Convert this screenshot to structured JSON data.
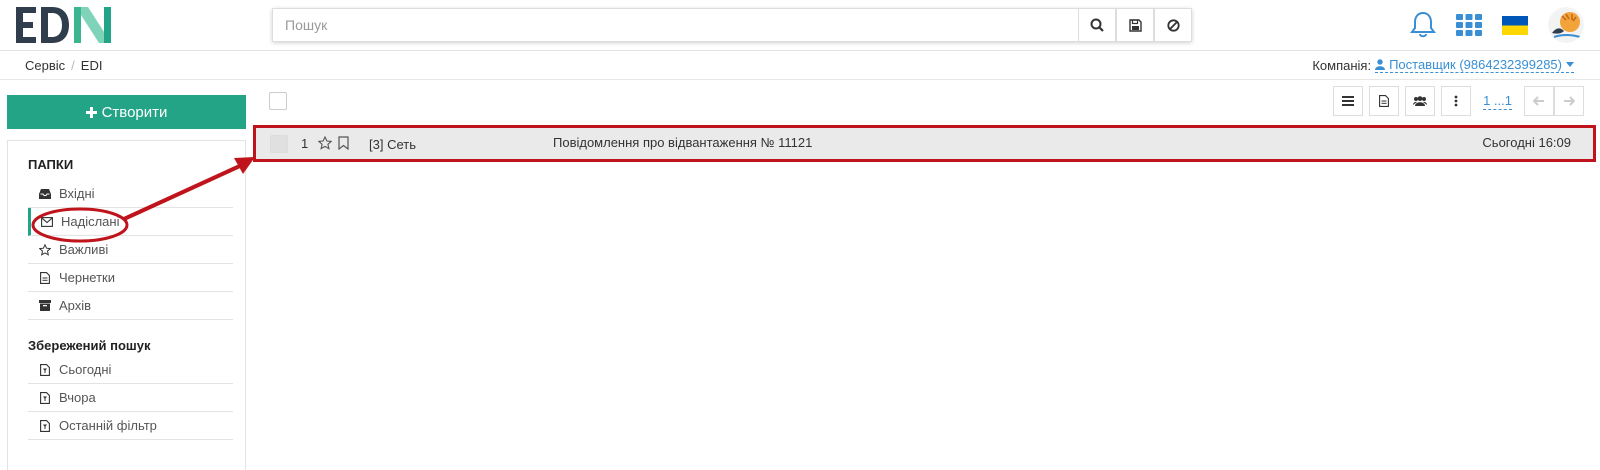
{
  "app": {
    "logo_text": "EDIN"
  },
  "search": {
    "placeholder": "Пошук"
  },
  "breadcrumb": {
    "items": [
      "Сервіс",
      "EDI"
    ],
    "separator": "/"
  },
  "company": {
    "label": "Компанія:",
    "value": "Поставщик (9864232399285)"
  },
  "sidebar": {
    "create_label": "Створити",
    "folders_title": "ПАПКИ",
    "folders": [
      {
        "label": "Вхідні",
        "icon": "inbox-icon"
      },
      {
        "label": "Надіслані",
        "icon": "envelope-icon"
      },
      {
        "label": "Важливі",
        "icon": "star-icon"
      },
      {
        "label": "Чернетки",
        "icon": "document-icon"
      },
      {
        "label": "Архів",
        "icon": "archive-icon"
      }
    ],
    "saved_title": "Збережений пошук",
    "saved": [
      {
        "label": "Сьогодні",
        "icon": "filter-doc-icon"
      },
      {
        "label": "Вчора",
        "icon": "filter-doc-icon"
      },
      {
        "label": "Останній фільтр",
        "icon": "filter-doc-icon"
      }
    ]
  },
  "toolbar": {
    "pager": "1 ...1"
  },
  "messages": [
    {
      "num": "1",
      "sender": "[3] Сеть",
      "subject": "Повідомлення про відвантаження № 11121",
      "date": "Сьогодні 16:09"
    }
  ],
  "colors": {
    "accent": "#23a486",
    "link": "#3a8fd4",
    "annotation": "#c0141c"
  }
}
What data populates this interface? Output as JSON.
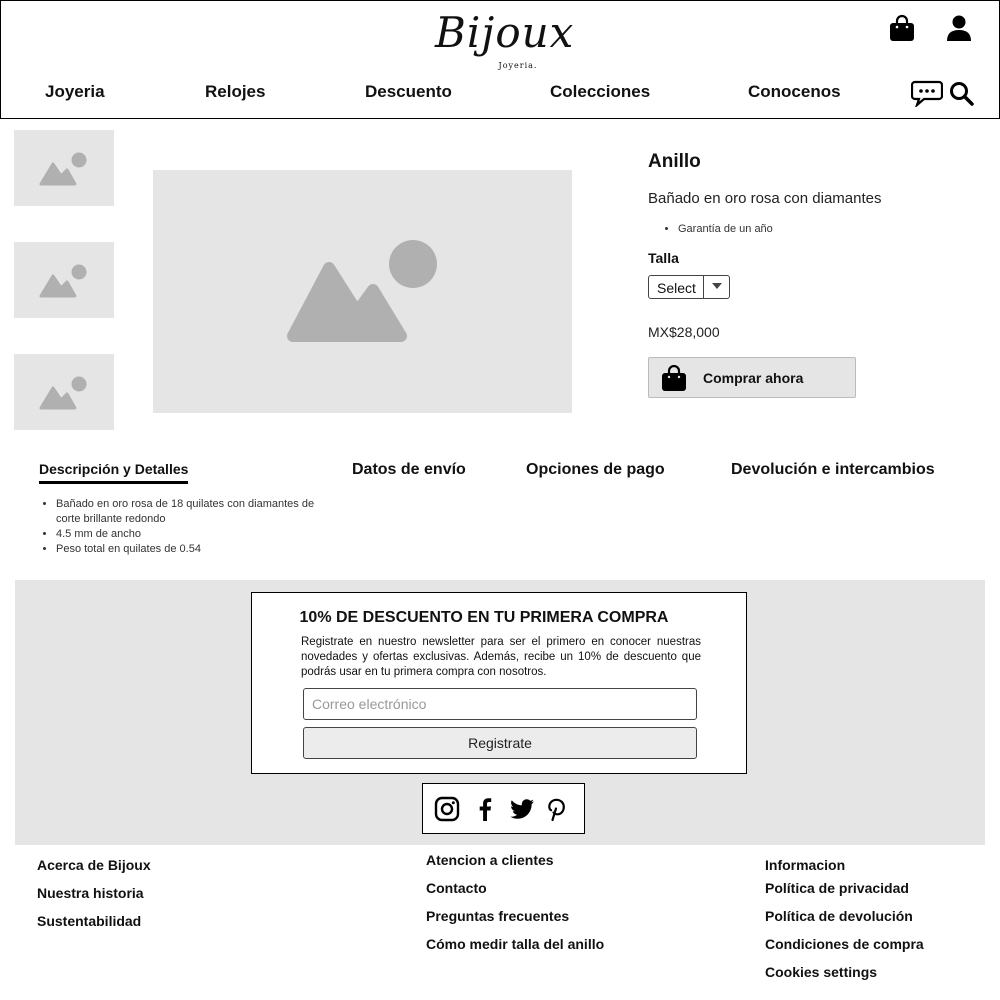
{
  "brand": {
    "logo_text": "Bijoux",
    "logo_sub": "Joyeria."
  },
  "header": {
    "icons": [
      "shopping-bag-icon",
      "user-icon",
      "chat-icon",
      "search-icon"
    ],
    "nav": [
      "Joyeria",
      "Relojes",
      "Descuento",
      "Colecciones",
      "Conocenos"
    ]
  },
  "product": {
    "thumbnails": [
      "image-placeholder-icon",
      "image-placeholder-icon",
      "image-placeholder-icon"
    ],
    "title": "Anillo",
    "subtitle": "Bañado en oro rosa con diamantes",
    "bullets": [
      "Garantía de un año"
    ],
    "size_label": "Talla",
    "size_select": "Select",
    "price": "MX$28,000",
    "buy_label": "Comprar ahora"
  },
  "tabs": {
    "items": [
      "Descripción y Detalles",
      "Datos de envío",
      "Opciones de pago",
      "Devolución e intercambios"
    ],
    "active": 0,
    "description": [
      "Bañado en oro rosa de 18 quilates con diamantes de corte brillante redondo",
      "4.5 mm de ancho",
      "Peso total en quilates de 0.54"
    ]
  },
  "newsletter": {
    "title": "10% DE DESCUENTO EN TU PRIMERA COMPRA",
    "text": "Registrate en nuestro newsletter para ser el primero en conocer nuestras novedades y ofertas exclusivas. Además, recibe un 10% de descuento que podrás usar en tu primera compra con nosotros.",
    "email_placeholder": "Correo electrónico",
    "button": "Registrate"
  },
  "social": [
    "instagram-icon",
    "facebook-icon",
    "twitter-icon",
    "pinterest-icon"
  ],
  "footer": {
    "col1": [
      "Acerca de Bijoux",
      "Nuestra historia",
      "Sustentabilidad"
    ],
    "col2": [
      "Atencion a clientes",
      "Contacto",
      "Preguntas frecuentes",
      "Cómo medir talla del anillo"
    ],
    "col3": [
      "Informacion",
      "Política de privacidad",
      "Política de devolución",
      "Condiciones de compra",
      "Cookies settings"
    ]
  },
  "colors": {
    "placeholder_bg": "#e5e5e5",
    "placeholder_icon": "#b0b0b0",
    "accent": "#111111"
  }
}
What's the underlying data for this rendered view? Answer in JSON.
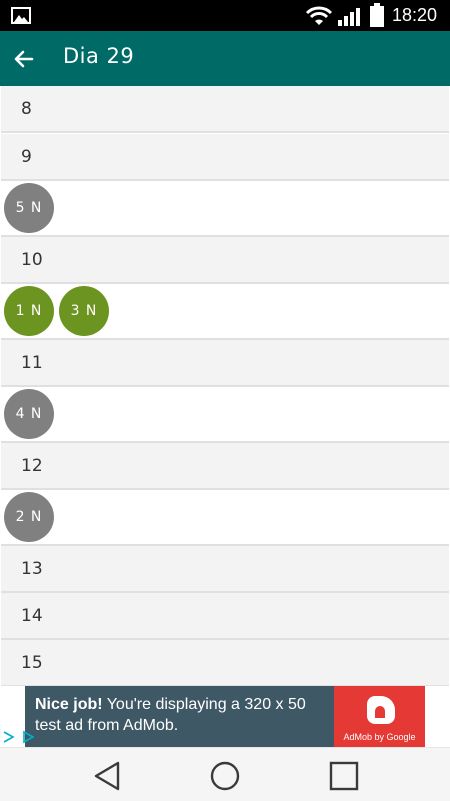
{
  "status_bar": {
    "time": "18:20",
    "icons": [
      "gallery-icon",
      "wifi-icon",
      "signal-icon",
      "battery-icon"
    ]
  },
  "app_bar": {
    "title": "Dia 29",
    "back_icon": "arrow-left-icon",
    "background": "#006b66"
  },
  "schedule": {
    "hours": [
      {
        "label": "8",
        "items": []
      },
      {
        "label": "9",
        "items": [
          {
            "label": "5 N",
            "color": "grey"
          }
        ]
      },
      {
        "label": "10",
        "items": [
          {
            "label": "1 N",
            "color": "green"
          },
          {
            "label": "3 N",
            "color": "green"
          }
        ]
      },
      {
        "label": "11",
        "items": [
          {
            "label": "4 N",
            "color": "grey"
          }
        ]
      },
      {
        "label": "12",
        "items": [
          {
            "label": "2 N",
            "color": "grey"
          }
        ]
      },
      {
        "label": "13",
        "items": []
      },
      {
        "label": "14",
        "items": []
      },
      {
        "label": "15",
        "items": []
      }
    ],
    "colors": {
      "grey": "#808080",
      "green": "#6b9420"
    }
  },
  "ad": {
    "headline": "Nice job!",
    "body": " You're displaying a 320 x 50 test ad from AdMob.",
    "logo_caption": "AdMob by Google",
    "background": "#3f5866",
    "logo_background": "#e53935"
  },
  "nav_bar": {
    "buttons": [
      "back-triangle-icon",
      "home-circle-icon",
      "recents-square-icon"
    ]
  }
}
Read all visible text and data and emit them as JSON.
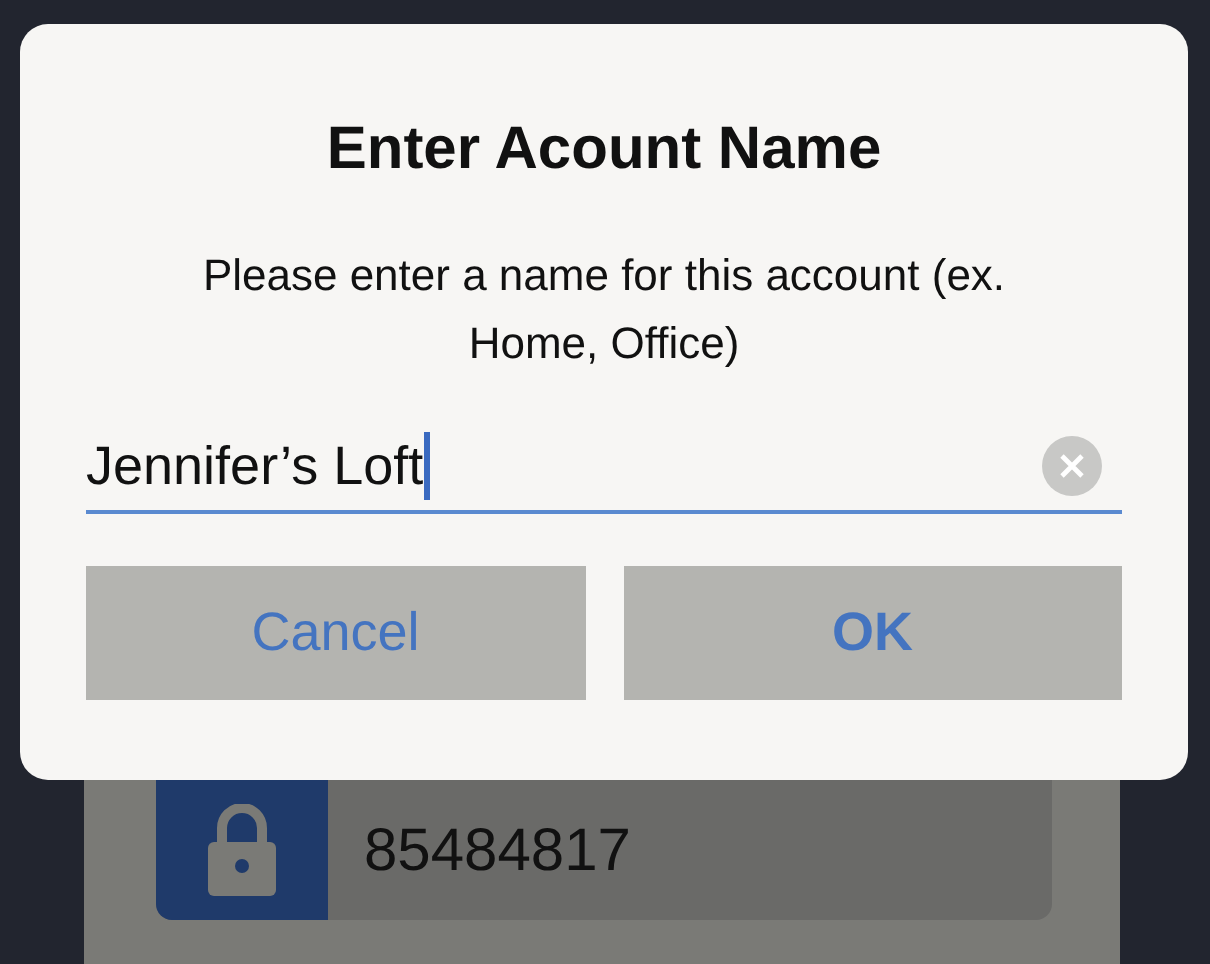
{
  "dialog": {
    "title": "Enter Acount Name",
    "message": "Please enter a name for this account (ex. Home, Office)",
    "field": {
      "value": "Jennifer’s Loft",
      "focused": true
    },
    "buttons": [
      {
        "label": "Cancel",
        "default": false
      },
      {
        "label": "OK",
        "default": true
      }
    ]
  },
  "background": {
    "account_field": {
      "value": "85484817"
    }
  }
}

====

### Exercise
Reproduce exactly, and only, the lines from the one containing "Read all visible" through the last line of the records above, both included, leaving out any pictures.

### Result of this exercise
Read all visible text and data and emit them as JSON.
{
  "dialog": {
    "title": "Enter Acount Name",
    "message": "Please enter a name for this account (ex. Home, Office)",
    "field": {
      "value": "Jennifer’s Loft",
      "focused": true
    },
    "buttons": [
      {
        "label": "Cancel",
        "default": false
      },
      {
        "label": "OK",
        "default": true
      }
    ]
  },
  "background": {
    "account_field": {
      "value": "85484817"
    }
  }
}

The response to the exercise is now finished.